SOURCE DOCUMENT:
Grey cell 'exercise' for bridge watchkeepers.

Graham the pipe
23rd March 2019, 08:52
My question/questions has/have come about as a result of a certain 'ED Gentleman' asking, on Facebook, "How did we know when we had sufficient sea time for second mates? My discharge book was very rarely stamped".

I'm sure we all know the answer to that question but it caused me to look back well over half a century to see how much I good remember or ~ more specifically ~ had forgotten.

How many written papers were there for second mates, mates and masters? There were different pass marks for each paper {I think}. Was it possible to pass each subject but still fail if you didn't get the required 70% average overall?

Sea time for second mates was four years. Mates a year and masters a further two {I think}.

What happened to the certificate (?) for passing out (?) from pre sea ~ in my case King Ted's London '57 ~ giving you remission against the four years for second mates? I'm 100% certain I never saw same; did they 'exist' or was it purely 'verbal' twixt College and employing shipping company.

Please feel free ~ in answering my questions ~ to raise any of your own on this subject, so that all 'facts' forthcoming are *contained under the same roof.

* Sorry to use the 'C' word but it does end in 'd' and not 'r'.

Pilot mac
23rd March 2019, 09:16
Dont know why his discharge book was not updated mine was always stamped. As an apprentice my sea time was also recorded by my employer and it was recorded on my indentures. I never knew this until my indentures were returned to me on completion of my apprenticeship.

I can remember being penalised for having HT stamps in my discharge book, they would only count them as half time for a FG ticket

cheers Dave

howardang
23rd March 2019, 09:43
Like many others my discharge book was not always filled out but my company - South American Saint Line - filled in the missing voyage details on the back of my indentures which I received at the end of my time.

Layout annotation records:
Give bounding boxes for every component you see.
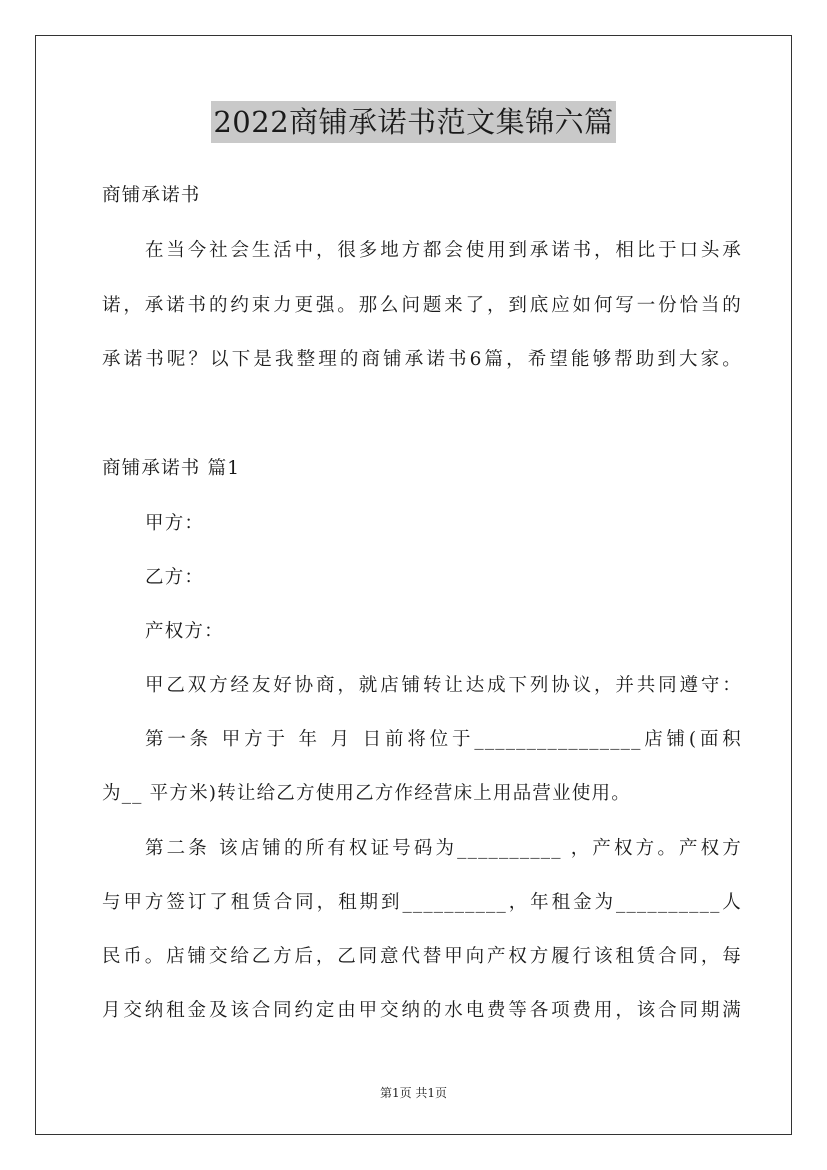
document-title-wrap bbox=[0, 101, 827, 143]
article-2-line-2: 与甲方签订了租赁合同，租期到__________，年租金为__________人 bbox=[102, 892, 742, 913]
property-owner-label: 产权方： bbox=[145, 621, 224, 642]
article-2-line-4: 月交纳租金及该合同约定由甲交纳的水电费等各项费用，该合同期满 bbox=[102, 1000, 742, 1021]
document-title: 2022商铺承诺书范文集锦六篇 bbox=[211, 101, 615, 143]
intro-line-1: 在当今社会生活中，很多地方都会使用到承诺书，相比于口头承 bbox=[145, 240, 742, 261]
article-2-line-1: 第二条 该店铺的所有权证号码为__________ ，产权方。产权方 bbox=[145, 838, 742, 859]
intro-line-2: 诺，承诺书的约束力更强。那么问题来了，到底应如何写一份恰当的 bbox=[102, 295, 742, 316]
article-2-line-3: 民币。店铺交给乙方后，乙同意代替甲向产权方履行该租赁合同，每 bbox=[102, 946, 742, 967]
agreement-intro: 甲乙双方经友好协商，就店铺转让达成下列协议，并共同遵守： bbox=[145, 675, 742, 696]
chapter-heading: 商铺承诺书 篇1 bbox=[102, 458, 241, 479]
intro-line-3: 承诺书呢？以下是我整理的商铺承诺书6篇，希望能够帮助到大家。 bbox=[102, 349, 742, 370]
article-1-line-2: 为__ 平方米)转让给乙方使用乙方作经营床上用品营业使用。 bbox=[102, 783, 631, 804]
page-footer: 第1页 共1页 bbox=[379, 1086, 448, 1100]
article-1-line-1: 第一条 甲方于 年 月 日前将位于________________店铺(面积 bbox=[145, 729, 742, 750]
party-b-label: 乙方： bbox=[145, 567, 205, 588]
section-heading: 商铺承诺书 bbox=[102, 185, 201, 206]
party-a-label: 甲方： bbox=[145, 513, 205, 534]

SET OF TASKS:
A - According to the forum thread on sea time for certificates, how many years of sea time were needed for second mates?
B - In the forum thread on sea time, condense the paragraph beginning "Dont know why his discharge book" into a short bulleted list that keeps its main facts.

SOLVED PROBLEMS:
A - Four years.

B -
- The writer's discharge book was always stamped.
- As an apprentice, the writer's sea time was also recorded by the employer on the indentures.
- The writer learned this only when the indentures were returned at the end of the apprenticeship.